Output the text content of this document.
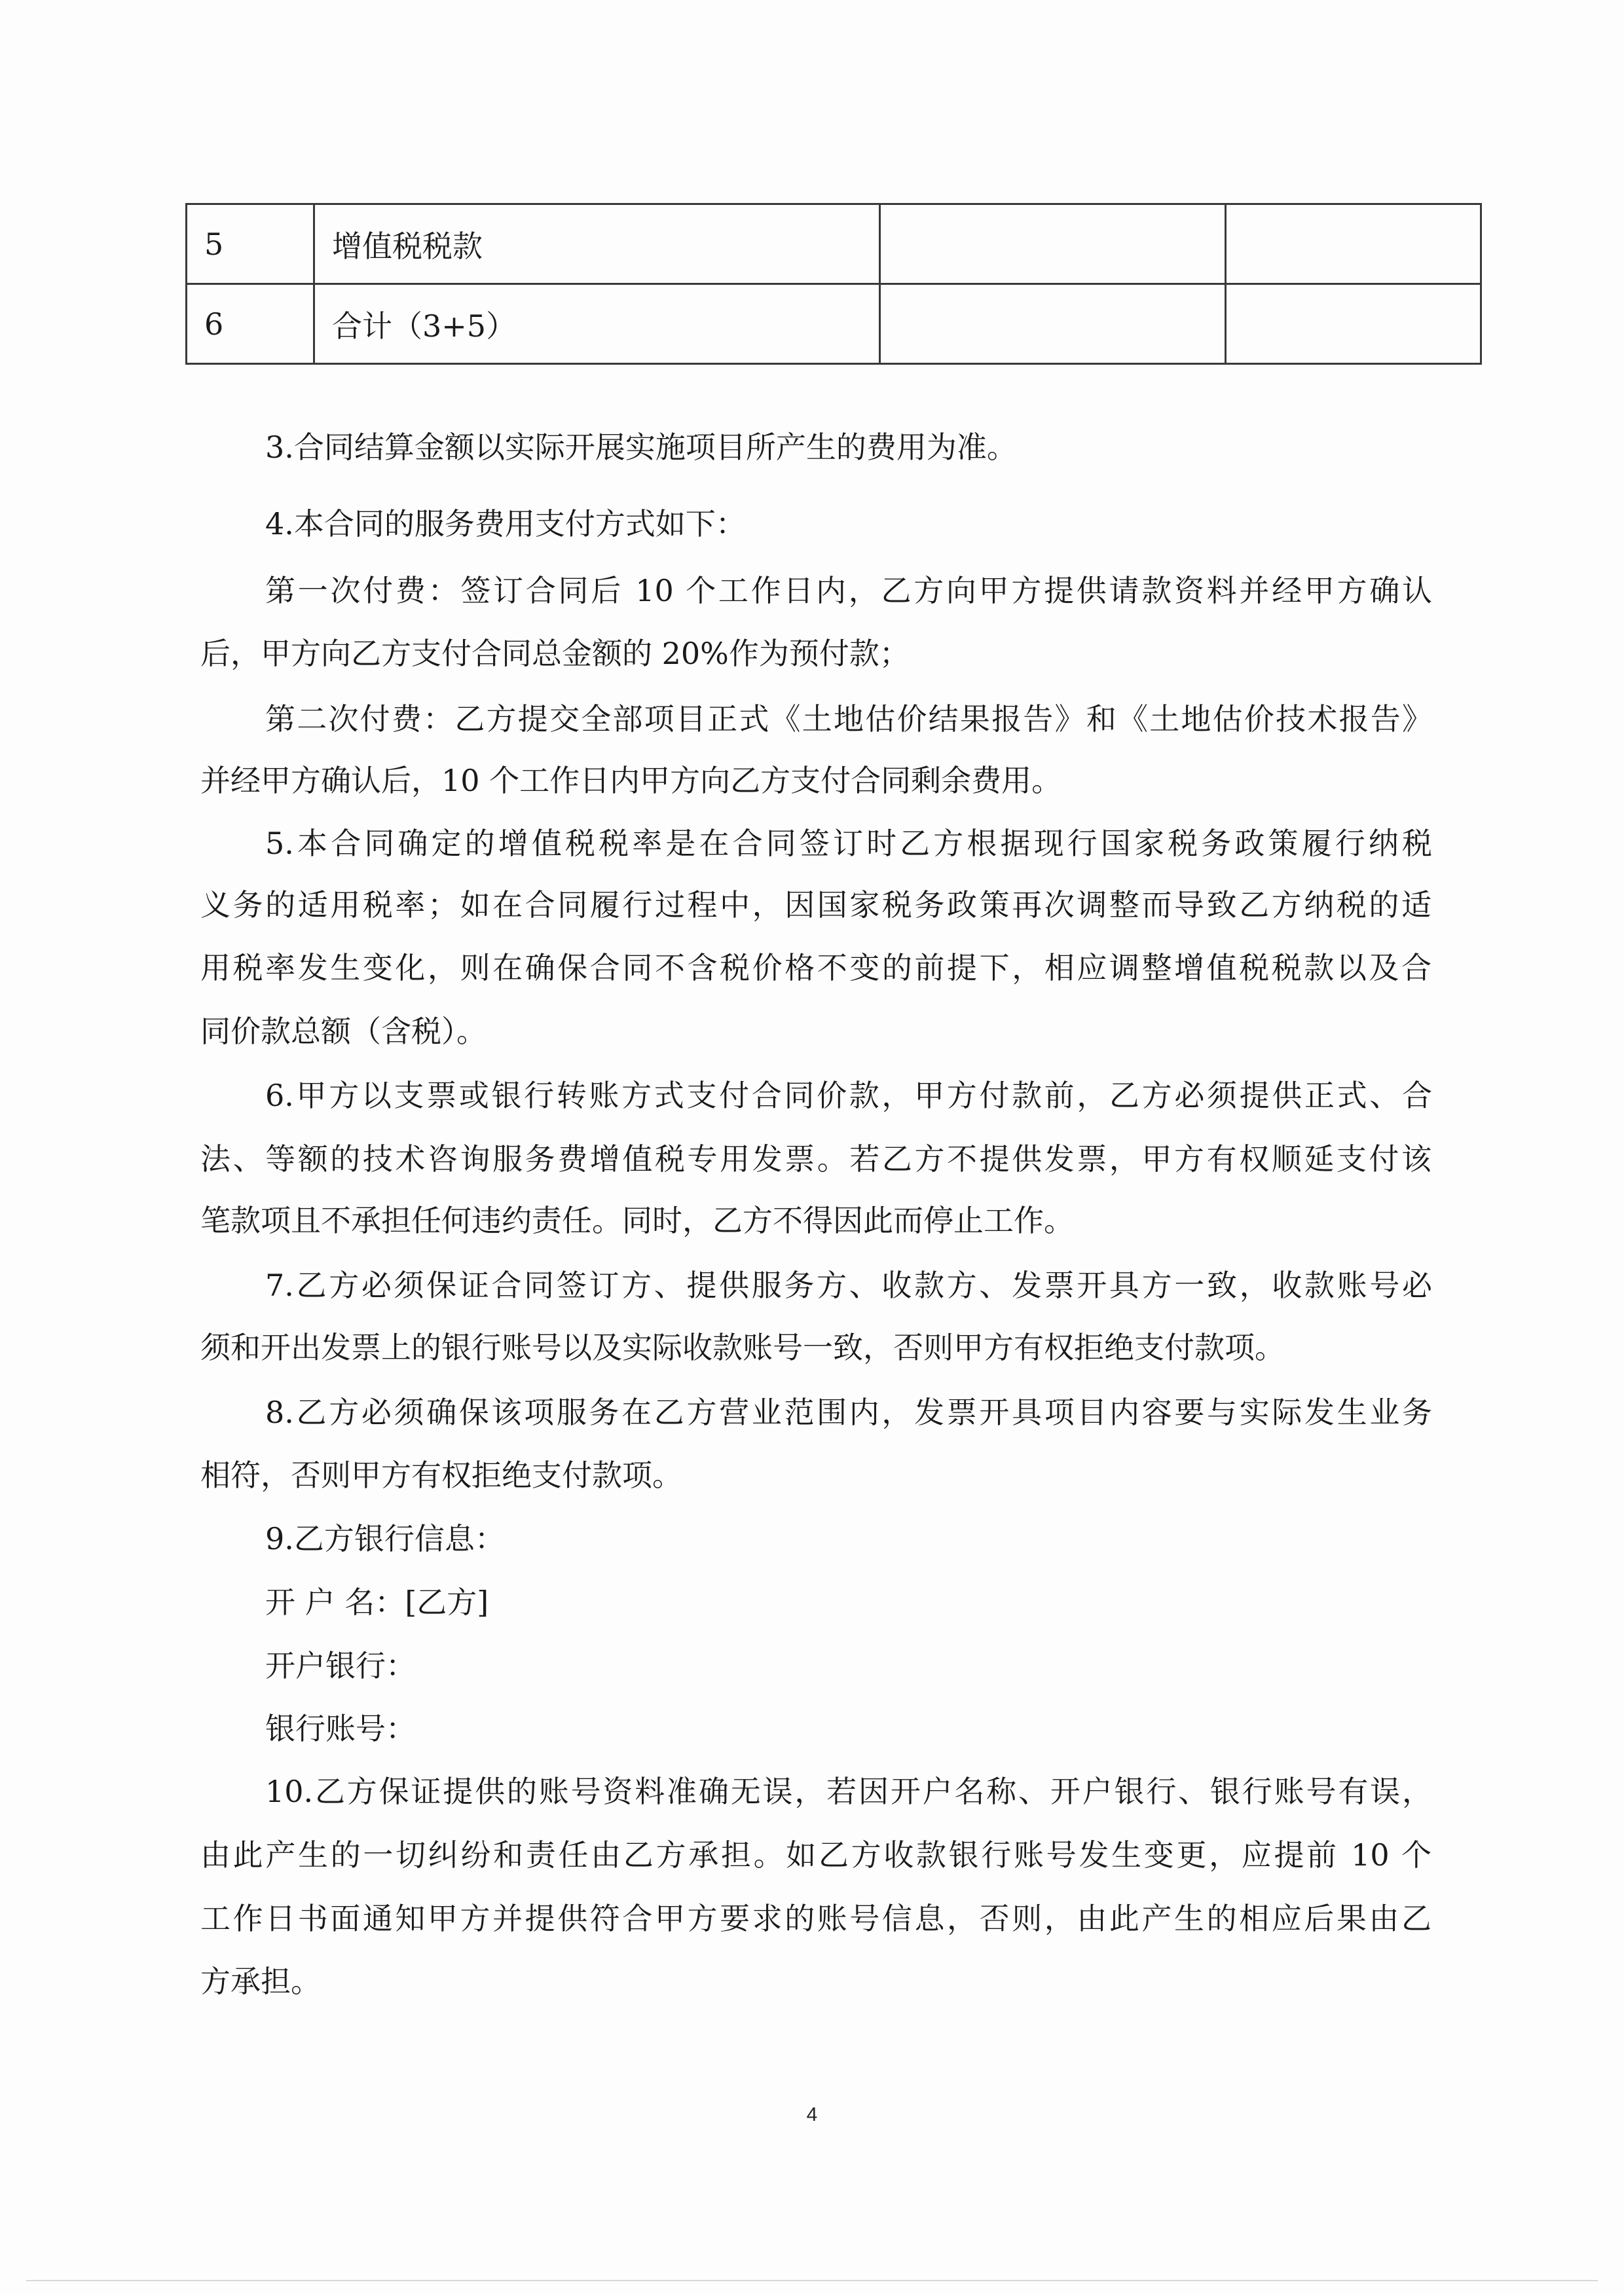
5	增值税税款		
6	合计（3+5）		
3.合同结算金额以实际开展实施项目所产生的费用为准。
4.本合同的服务费用支付方式如下：
第一次付费：签订合同后 10 个工作日内，乙方向甲方提供请款资料并经甲方确认
后，甲方向乙方支付合同总金额的 20%作为预付款；
第二次付费：乙方提交全部项目正式《土地估价结果报告》和《土地估价技术报告》
并经甲方确认后，10 个工作日内甲方向乙方支付合同剩余费用。
5.本合同确定的增值税税率是在合同签订时乙方根据现行国家税务政策履行纳税
义务的适用税率；如在合同履行过程中，因国家税务政策再次调整而导致乙方纳税的适
用税率发生变化，则在确保合同不含税价格不变的前提下，相应调整增值税税款以及合
同价款总额（含税）。
6.甲方以支票或银行转账方式支付合同价款，甲方付款前，乙方必须提供正式、合
法、等额的技术咨询服务费增值税专用发票。若乙方不提供发票，甲方有权顺延支付该
笔款项且不承担任何违约责任。同时，乙方不得因此而停止工作。
7.乙方必须保证合同签订方、提供服务方、收款方、发票开具方一致，收款账号必
须和开出发票上的银行账号以及实际收款账号一致，否则甲方有权拒绝支付款项。
8.乙方必须确保该项服务在乙方营业范围内，发票开具项目内容要与实际发生业务
相符，否则甲方有权拒绝支付款项。
9.乙方银行信息：
开 户 名：[乙方]
开户银行：
银行账号：
10.乙方保证提供的账号资料准确无误，若因开户名称、开户银行、银行账号有误，
由此产生的一切纠纷和责任由乙方承担。如乙方收款银行账号发生变更，应提前 10 个
工作日书面通知甲方并提供符合甲方要求的账号信息，否则，由此产生的相应后果由乙
方承担。
4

────

→ **What the task asks**
Gather all lines where the word "开户银行" appears.

→ **Response**
开户银行：
10.乙方保证提供的账号资料准确无误，若因开户名称、开户银行、银行账号有误，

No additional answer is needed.